[Structured figure records]
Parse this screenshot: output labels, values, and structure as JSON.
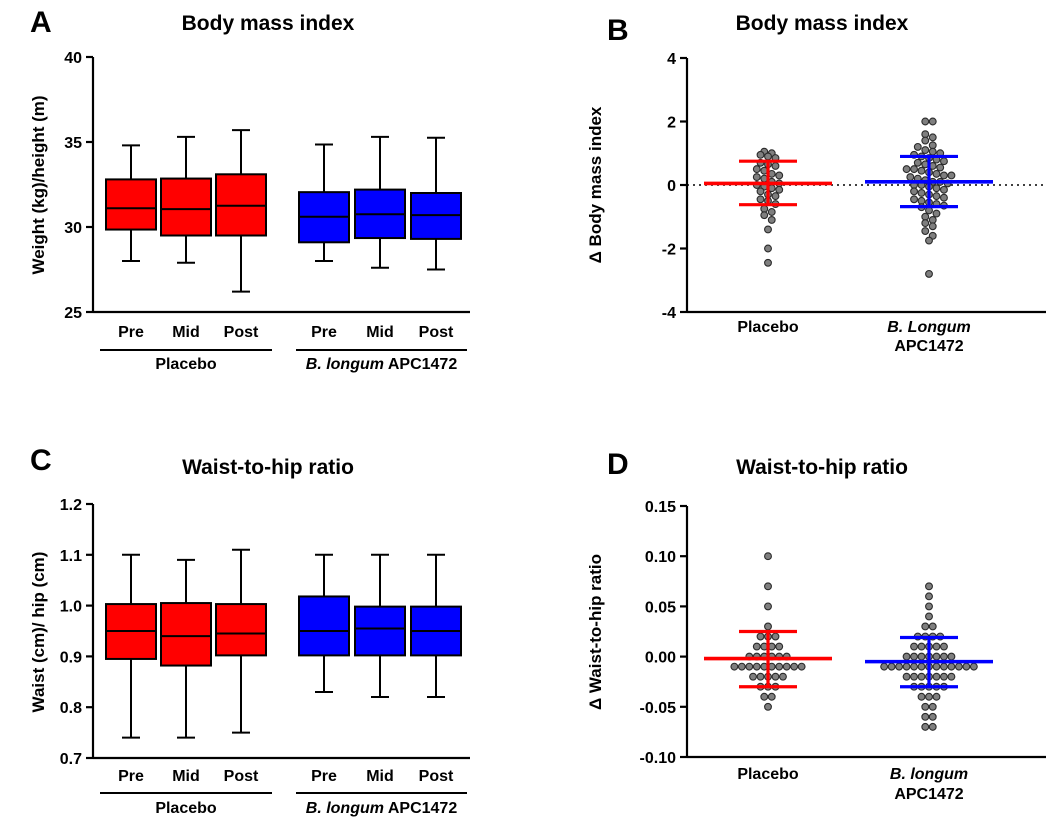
{
  "chart_data": [
    {
      "type": "box",
      "panel_label": "A",
      "title": "Body mass index",
      "ylabel": "Weight (kg)/height (m)",
      "ylim": [
        25,
        40
      ],
      "yticks": [
        "25",
        "30",
        "35",
        "40"
      ],
      "categories": [
        "Pre",
        "Mid",
        "Post",
        "Pre",
        "Mid",
        "Post"
      ],
      "groups": [
        {
          "label": "Placebo",
          "label_italic": "",
          "label_rest": "Placebo",
          "color": "#ff0000"
        },
        {
          "label": "B. longum APC1472",
          "label_italic": "B. longum",
          "label_rest": " APC1472",
          "color": "#0000ff"
        }
      ],
      "boxes": [
        {
          "group": 0,
          "min": 28.0,
          "q1": 29.85,
          "median": 31.1,
          "q3": 32.8,
          "max": 34.8
        },
        {
          "group": 0,
          "min": 27.9,
          "q1": 29.5,
          "median": 31.05,
          "q3": 32.85,
          "max": 35.3
        },
        {
          "group": 0,
          "min": 26.2,
          "q1": 29.5,
          "median": 31.25,
          "q3": 33.1,
          "max": 35.7
        },
        {
          "group": 1,
          "min": 28.0,
          "q1": 29.1,
          "median": 30.6,
          "q3": 32.05,
          "max": 34.85
        },
        {
          "group": 1,
          "min": 27.6,
          "q1": 29.35,
          "median": 30.75,
          "q3": 32.2,
          "max": 35.3
        },
        {
          "group": 1,
          "min": 27.5,
          "q1": 29.3,
          "median": 30.7,
          "q3": 32.0,
          "max": 35.25
        }
      ]
    },
    {
      "type": "scatter",
      "panel_label": "B",
      "title": "Body mass index",
      "ylabel": "Δ Body mass index",
      "ylim": [
        -4,
        4
      ],
      "yticks": [
        "-4",
        "-2",
        "0",
        "2",
        "4"
      ],
      "reference_line": 0,
      "categories": [
        {
          "line1": "Placebo",
          "line1_italic": false,
          "line2": ""
        },
        {
          "line1": "B. Longum",
          "line1_italic": true,
          "line2": "APC1472"
        }
      ],
      "series": [
        {
          "color": "#ff0000",
          "mean": 0.05,
          "sd_upper": 0.75,
          "sd_lower": -0.62,
          "values": [
            1.05,
            1.0,
            0.95,
            0.9,
            0.85,
            0.7,
            0.65,
            0.6,
            0.5,
            0.45,
            0.35,
            0.3,
            0.25,
            0.2,
            0.1,
            0.05,
            0.0,
            -0.05,
            -0.1,
            -0.15,
            -0.2,
            -0.3,
            -0.35,
            -0.45,
            -0.5,
            -0.6,
            -0.75,
            -0.85,
            -0.95,
            -1.1,
            -1.4,
            -2.0,
            -2.45
          ]
        },
        {
          "color": "#0000ff",
          "mean": 0.1,
          "sd_upper": 0.9,
          "sd_lower": -0.68,
          "values": [
            2.0,
            2.0,
            1.6,
            1.5,
            1.4,
            1.25,
            1.2,
            1.1,
            1.05,
            1.0,
            0.95,
            0.9,
            0.85,
            0.8,
            0.75,
            0.7,
            0.65,
            0.6,
            0.55,
            0.5,
            0.5,
            0.45,
            0.4,
            0.35,
            0.3,
            0.3,
            0.25,
            0.2,
            0.15,
            0.1,
            0.1,
            0.05,
            0.0,
            0.0,
            -0.05,
            -0.1,
            -0.15,
            -0.2,
            -0.25,
            -0.3,
            -0.35,
            -0.4,
            -0.45,
            -0.5,
            -0.55,
            -0.6,
            -0.65,
            -0.7,
            -0.8,
            -0.9,
            -1.0,
            -1.1,
            -1.2,
            -1.3,
            -1.45,
            -1.6,
            -1.75,
            -2.8
          ]
        }
      ]
    },
    {
      "type": "box",
      "panel_label": "C",
      "title": "Waist-to-hip ratio",
      "ylabel": "Waist (cm)/ hip (cm)",
      "ylim": [
        0.7,
        1.2
      ],
      "yticks": [
        "0.7",
        "0.8",
        "0.9",
        "1.0",
        "1.1",
        "1.2"
      ],
      "categories": [
        "Pre",
        "Mid",
        "Post",
        "Pre",
        "Mid",
        "Post"
      ],
      "groups": [
        {
          "label": "Placebo",
          "label_italic": "",
          "label_rest": "Placebo",
          "color": "#ff0000"
        },
        {
          "label": "B. longum APC1472",
          "label_italic": "B. longum",
          "label_rest": " APC1472",
          "color": "#0000ff"
        }
      ],
      "boxes": [
        {
          "group": 0,
          "min": 0.74,
          "q1": 0.895,
          "median": 0.95,
          "q3": 1.003,
          "max": 1.1
        },
        {
          "group": 0,
          "min": 0.74,
          "q1": 0.882,
          "median": 0.94,
          "q3": 1.005,
          "max": 1.09
        },
        {
          "group": 0,
          "min": 0.75,
          "q1": 0.902,
          "median": 0.945,
          "q3": 1.003,
          "max": 1.11
        },
        {
          "group": 1,
          "min": 0.83,
          "q1": 0.902,
          "median": 0.95,
          "q3": 1.018,
          "max": 1.1
        },
        {
          "group": 1,
          "min": 0.82,
          "q1": 0.902,
          "median": 0.955,
          "q3": 0.998,
          "max": 1.1
        },
        {
          "group": 1,
          "min": 0.82,
          "q1": 0.902,
          "median": 0.95,
          "q3": 0.998,
          "max": 1.1
        }
      ]
    },
    {
      "type": "scatter",
      "panel_label": "D",
      "title": "Waist-to-hip ratio",
      "ylabel": "Δ Waist-to-hip ratio",
      "ylim": [
        -0.1,
        0.15
      ],
      "yticks": [
        "-0.10",
        "-0.05",
        "0.00",
        "0.05",
        "0.10",
        "0.15"
      ],
      "reference_line": null,
      "categories": [
        {
          "line1": "Placebo",
          "line1_italic": false,
          "line2": ""
        },
        {
          "line1": "B. longum",
          "line1_italic": true,
          "line2": "APC1472"
        }
      ],
      "series": [
        {
          "color": "#ff0000",
          "mean": -0.002,
          "sd_upper": 0.025,
          "sd_lower": -0.03,
          "values": [
            0.1,
            0.07,
            0.05,
            0.03,
            0.02,
            0.02,
            0.02,
            0.01,
            0.01,
            0.01,
            0.01,
            0.0,
            0.0,
            0.0,
            0.0,
            0.0,
            0.0,
            -0.01,
            -0.01,
            -0.01,
            -0.01,
            -0.01,
            -0.01,
            -0.01,
            -0.01,
            -0.01,
            -0.01,
            -0.02,
            -0.02,
            -0.02,
            -0.02,
            -0.02,
            -0.03,
            -0.03,
            -0.03,
            -0.04,
            -0.04,
            -0.05
          ]
        },
        {
          "color": "#0000ff",
          "mean": -0.005,
          "sd_upper": 0.019,
          "sd_lower": -0.03,
          "values": [
            0.07,
            0.06,
            0.05,
            0.04,
            0.03,
            0.03,
            0.02,
            0.02,
            0.02,
            0.02,
            0.01,
            0.01,
            0.01,
            0.01,
            0.01,
            0.0,
            0.0,
            0.0,
            0.0,
            0.0,
            0.0,
            0.0,
            -0.01,
            -0.01,
            -0.01,
            -0.01,
            -0.01,
            -0.01,
            -0.01,
            -0.01,
            -0.01,
            -0.01,
            -0.01,
            -0.01,
            -0.01,
            -0.02,
            -0.02,
            -0.02,
            -0.02,
            -0.02,
            -0.02,
            -0.02,
            -0.03,
            -0.03,
            -0.03,
            -0.03,
            -0.03,
            -0.04,
            -0.04,
            -0.04,
            -0.05,
            -0.05,
            -0.06,
            -0.06,
            -0.07,
            -0.07
          ]
        }
      ]
    }
  ]
}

**EXERCISE DESCRIPTION:**
Reproduce each entry precisely. Leave the pictures out.

**SOLUTION TO THIS EXERCISE:**
Parse this screenshot: output labels, values, and structure as JSON.
{
  "chart_data": [
    {
      "type": "box",
      "panel_label": "A",
      "title": "Body mass index",
      "ylabel": "Weight (kg)/height (m)",
      "ylim": [
        25,
        40
      ],
      "yticks": [
        "25",
        "30",
        "35",
        "40"
      ],
      "categories": [
        "Pre",
        "Mid",
        "Post",
        "Pre",
        "Mid",
        "Post"
      ],
      "groups": [
        {
          "label": "Placebo",
          "label_italic": "",
          "label_rest": "Placebo",
          "color": "#ff0000"
        },
        {
          "label": "B. longum APC1472",
          "label_italic": "B. longum",
          "label_rest": " APC1472",
          "color": "#0000ff"
        }
      ],
      "boxes": [
        {
          "group": 0,
          "min": 28.0,
          "q1": 29.85,
          "median": 31.1,
          "q3": 32.8,
          "max": 34.8
        },
        {
          "group": 0,
          "min": 27.9,
          "q1": 29.5,
          "median": 31.05,
          "q3": 32.85,
          "max": 35.3
        },
        {
          "group": 0,
          "min": 26.2,
          "q1": 29.5,
          "median": 31.25,
          "q3": 33.1,
          "max": 35.7
        },
        {
          "group": 1,
          "min": 28.0,
          "q1": 29.1,
          "median": 30.6,
          "q3": 32.05,
          "max": 34.85
        },
        {
          "group": 1,
          "min": 27.6,
          "q1": 29.35,
          "median": 30.75,
          "q3": 32.2,
          "max": 35.3
        },
        {
          "group": 1,
          "min": 27.5,
          "q1": 29.3,
          "median": 30.7,
          "q3": 32.0,
          "max": 35.25
        }
      ]
    },
    {
      "type": "scatter",
      "panel_label": "B",
      "title": "Body mass index",
      "ylabel": "Δ Body mass index",
      "ylim": [
        -4,
        4
      ],
      "yticks": [
        "-4",
        "-2",
        "0",
        "2",
        "4"
      ],
      "reference_line": 0,
      "categories": [
        {
          "line1": "Placebo",
          "line1_italic": false,
          "line2": ""
        },
        {
          "line1": "B. Longum",
          "line1_italic": true,
          "line2": "APC1472"
        }
      ],
      "series": [
        {
          "color": "#ff0000",
          "mean": 0.05,
          "sd_upper": 0.75,
          "sd_lower": -0.62,
          "values": [
            1.05,
            1.0,
            0.95,
            0.9,
            0.85,
            0.7,
            0.65,
            0.6,
            0.5,
            0.45,
            0.35,
            0.3,
            0.25,
            0.2,
            0.1,
            0.05,
            0.0,
            -0.05,
            -0.1,
            -0.15,
            -0.2,
            -0.3,
            -0.35,
            -0.45,
            -0.5,
            -0.6,
            -0.75,
            -0.85,
            -0.95,
            -1.1,
            -1.4,
            -2.0,
            -2.45
          ]
        },
        {
          "color": "#0000ff",
          "mean": 0.1,
          "sd_upper": 0.9,
          "sd_lower": -0.68,
          "values": [
            2.0,
            2.0,
            1.6,
            1.5,
            1.4,
            1.25,
            1.2,
            1.1,
            1.05,
            1.0,
            0.95,
            0.9,
            0.85,
            0.8,
            0.75,
            0.7,
            0.65,
            0.6,
            0.55,
            0.5,
            0.5,
            0.45,
            0.4,
            0.35,
            0.3,
            0.3,
            0.25,
            0.2,
            0.15,
            0.1,
            0.1,
            0.05,
            0.0,
            0.0,
            -0.05,
            -0.1,
            -0.15,
            -0.2,
            -0.25,
            -0.3,
            -0.35,
            -0.4,
            -0.45,
            -0.5,
            -0.55,
            -0.6,
            -0.65,
            -0.7,
            -0.8,
            -0.9,
            -1.0,
            -1.1,
            -1.2,
            -1.3,
            -1.45,
            -1.6,
            -1.75,
            -2.8
          ]
        }
      ]
    },
    {
      "type": "box",
      "panel_label": "C",
      "title": "Waist-to-hip ratio",
      "ylabel": "Waist (cm)/ hip (cm)",
      "ylim": [
        0.7,
        1.2
      ],
      "yticks": [
        "0.7",
        "0.8",
        "0.9",
        "1.0",
        "1.1",
        "1.2"
      ],
      "categories": [
        "Pre",
        "Mid",
        "Post",
        "Pre",
        "Mid",
        "Post"
      ],
      "groups": [
        {
          "label": "Placebo",
          "label_italic": "",
          "label_rest": "Placebo",
          "color": "#ff0000"
        },
        {
          "label": "B. longum APC1472",
          "label_italic": "B. longum",
          "label_rest": " APC1472",
          "color": "#0000ff"
        }
      ],
      "boxes": [
        {
          "group": 0,
          "min": 0.74,
          "q1": 0.895,
          "median": 0.95,
          "q3": 1.003,
          "max": 1.1
        },
        {
          "group": 0,
          "min": 0.74,
          "q1": 0.882,
          "median": 0.94,
          "q3": 1.005,
          "max": 1.09
        },
        {
          "group": 0,
          "min": 0.75,
          "q1": 0.902,
          "median": 0.945,
          "q3": 1.003,
          "max": 1.11
        },
        {
          "group": 1,
          "min": 0.83,
          "q1": 0.902,
          "median": 0.95,
          "q3": 1.018,
          "max": 1.1
        },
        {
          "group": 1,
          "min": 0.82,
          "q1": 0.902,
          "median": 0.955,
          "q3": 0.998,
          "max": 1.1
        },
        {
          "group": 1,
          "min": 0.82,
          "q1": 0.902,
          "median": 0.95,
          "q3": 0.998,
          "max": 1.1
        }
      ]
    },
    {
      "type": "scatter",
      "panel_label": "D",
      "title": "Waist-to-hip ratio",
      "ylabel": "Δ Waist-to-hip ratio",
      "ylim": [
        -0.1,
        0.15
      ],
      "yticks": [
        "-0.10",
        "-0.05",
        "0.00",
        "0.05",
        "0.10",
        "0.15"
      ],
      "reference_line": null,
      "categories": [
        {
          "line1": "Placebo",
          "line1_italic": false,
          "line2": ""
        },
        {
          "line1": "B. longum",
          "line1_italic": true,
          "line2": "APC1472"
        }
      ],
      "series": [
        {
          "color": "#ff0000",
          "mean": -0.002,
          "sd_upper": 0.025,
          "sd_lower": -0.03,
          "values": [
            0.1,
            0.07,
            0.05,
            0.03,
            0.02,
            0.02,
            0.02,
            0.01,
            0.01,
            0.01,
            0.01,
            0.0,
            0.0,
            0.0,
            0.0,
            0.0,
            0.0,
            -0.01,
            -0.01,
            -0.01,
            -0.01,
            -0.01,
            -0.01,
            -0.01,
            -0.01,
            -0.01,
            -0.01,
            -0.02,
            -0.02,
            -0.02,
            -0.02,
            -0.02,
            -0.03,
            -0.03,
            -0.03,
            -0.04,
            -0.04,
            -0.05
          ]
        },
        {
          "color": "#0000ff",
          "mean": -0.005,
          "sd_upper": 0.019,
          "sd_lower": -0.03,
          "values": [
            0.07,
            0.06,
            0.05,
            0.04,
            0.03,
            0.03,
            0.02,
            0.02,
            0.02,
            0.02,
            0.01,
            0.01,
            0.01,
            0.01,
            0.01,
            0.0,
            0.0,
            0.0,
            0.0,
            0.0,
            0.0,
            0.0,
            -0.01,
            -0.01,
            -0.01,
            -0.01,
            -0.01,
            -0.01,
            -0.01,
            -0.01,
            -0.01,
            -0.01,
            -0.01,
            -0.01,
            -0.01,
            -0.02,
            -0.02,
            -0.02,
            -0.02,
            -0.02,
            -0.02,
            -0.02,
            -0.03,
            -0.03,
            -0.03,
            -0.03,
            -0.03,
            -0.04,
            -0.04,
            -0.04,
            -0.05,
            -0.05,
            -0.06,
            -0.06,
            -0.07,
            -0.07
          ]
        }
      ]
    }
  ]
}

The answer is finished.